## The problem
Copy nothing but the text: repeat each entry exactly and drop the images.
************
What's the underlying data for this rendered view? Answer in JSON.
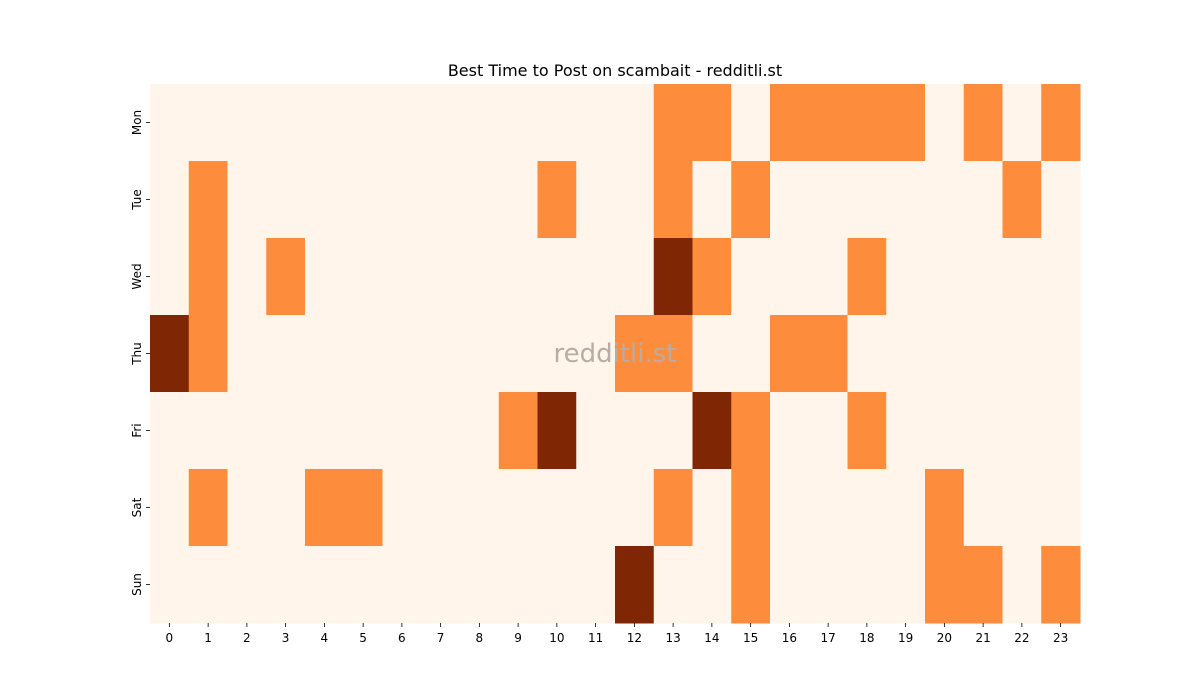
{
  "chart_data": {
    "type": "heatmap",
    "title": "Best Time to Post on scambait - redditli.st",
    "watermark": "redditli.st",
    "xlabel": "",
    "ylabel": "",
    "x_categories": [
      "0",
      "1",
      "2",
      "3",
      "4",
      "5",
      "6",
      "7",
      "8",
      "9",
      "10",
      "11",
      "12",
      "13",
      "14",
      "15",
      "16",
      "17",
      "18",
      "19",
      "20",
      "21",
      "22",
      "23"
    ],
    "y_categories": [
      "Mon",
      "Tue",
      "Wed",
      "Thu",
      "Fri",
      "Sat",
      "Sun"
    ],
    "values": [
      [
        0,
        0,
        0,
        0,
        0,
        0,
        0,
        0,
        0,
        0,
        0,
        0,
        0,
        1,
        1,
        0,
        1,
        1,
        1,
        1,
        0,
        1,
        0,
        1
      ],
      [
        0,
        1,
        0,
        0,
        0,
        0,
        0,
        0,
        0,
        0,
        1,
        0,
        0,
        1,
        0,
        1,
        0,
        0,
        0,
        0,
        0,
        0,
        1,
        0
      ],
      [
        0,
        1,
        0,
        1,
        0,
        0,
        0,
        0,
        0,
        0,
        0,
        0,
        0,
        2,
        1,
        0,
        0,
        0,
        1,
        0,
        0,
        0,
        0,
        0
      ],
      [
        2,
        1,
        0,
        0,
        0,
        0,
        0,
        0,
        0,
        0,
        0,
        0,
        1,
        1,
        0,
        0,
        1,
        1,
        0,
        0,
        0,
        0,
        0,
        0
      ],
      [
        0,
        0,
        0,
        0,
        0,
        0,
        0,
        0,
        0,
        1,
        2,
        0,
        0,
        0,
        2,
        1,
        0,
        0,
        1,
        0,
        0,
        0,
        0,
        0
      ],
      [
        0,
        1,
        0,
        0,
        1,
        1,
        0,
        0,
        0,
        0,
        0,
        0,
        0,
        1,
        0,
        1,
        0,
        0,
        0,
        0,
        1,
        0,
        0,
        0
      ],
      [
        0,
        0,
        0,
        0,
        0,
        0,
        0,
        0,
        0,
        0,
        0,
        0,
        2,
        0,
        0,
        1,
        0,
        0,
        0,
        0,
        1,
        1,
        0,
        1
      ]
    ],
    "colorscale": [
      "#fff5eb",
      "#fd8d3c",
      "#7f2704"
    ],
    "colorbar": false
  }
}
************
## Output for this exercise
What's the underlying data for this rendered view? Answer in JSON.
{
  "chart_data": {
    "type": "heatmap",
    "title": "Best Time to Post on scambait - redditli.st",
    "watermark": "redditli.st",
    "xlabel": "",
    "ylabel": "",
    "x_categories": [
      "0",
      "1",
      "2",
      "3",
      "4",
      "5",
      "6",
      "7",
      "8",
      "9",
      "10",
      "11",
      "12",
      "13",
      "14",
      "15",
      "16",
      "17",
      "18",
      "19",
      "20",
      "21",
      "22",
      "23"
    ],
    "y_categories": [
      "Mon",
      "Tue",
      "Wed",
      "Thu",
      "Fri",
      "Sat",
      "Sun"
    ],
    "values": [
      [
        0,
        0,
        0,
        0,
        0,
        0,
        0,
        0,
        0,
        0,
        0,
        0,
        0,
        1,
        1,
        0,
        1,
        1,
        1,
        1,
        0,
        1,
        0,
        1
      ],
      [
        0,
        1,
        0,
        0,
        0,
        0,
        0,
        0,
        0,
        0,
        1,
        0,
        0,
        1,
        0,
        1,
        0,
        0,
        0,
        0,
        0,
        0,
        1,
        0
      ],
      [
        0,
        1,
        0,
        1,
        0,
        0,
        0,
        0,
        0,
        0,
        0,
        0,
        0,
        2,
        1,
        0,
        0,
        0,
        1,
        0,
        0,
        0,
        0,
        0
      ],
      [
        2,
        1,
        0,
        0,
        0,
        0,
        0,
        0,
        0,
        0,
        0,
        0,
        1,
        1,
        0,
        0,
        1,
        1,
        0,
        0,
        0,
        0,
        0,
        0
      ],
      [
        0,
        0,
        0,
        0,
        0,
        0,
        0,
        0,
        0,
        1,
        2,
        0,
        0,
        0,
        2,
        1,
        0,
        0,
        1,
        0,
        0,
        0,
        0,
        0
      ],
      [
        0,
        1,
        0,
        0,
        1,
        1,
        0,
        0,
        0,
        0,
        0,
        0,
        0,
        1,
        0,
        1,
        0,
        0,
        0,
        0,
        1,
        0,
        0,
        0
      ],
      [
        0,
        0,
        0,
        0,
        0,
        0,
        0,
        0,
        0,
        0,
        0,
        0,
        2,
        0,
        0,
        1,
        0,
        0,
        0,
        0,
        1,
        1,
        0,
        1
      ]
    ],
    "colorscale": [
      "#fff5eb",
      "#fd8d3c",
      "#7f2704"
    ],
    "colorbar": false
  }
}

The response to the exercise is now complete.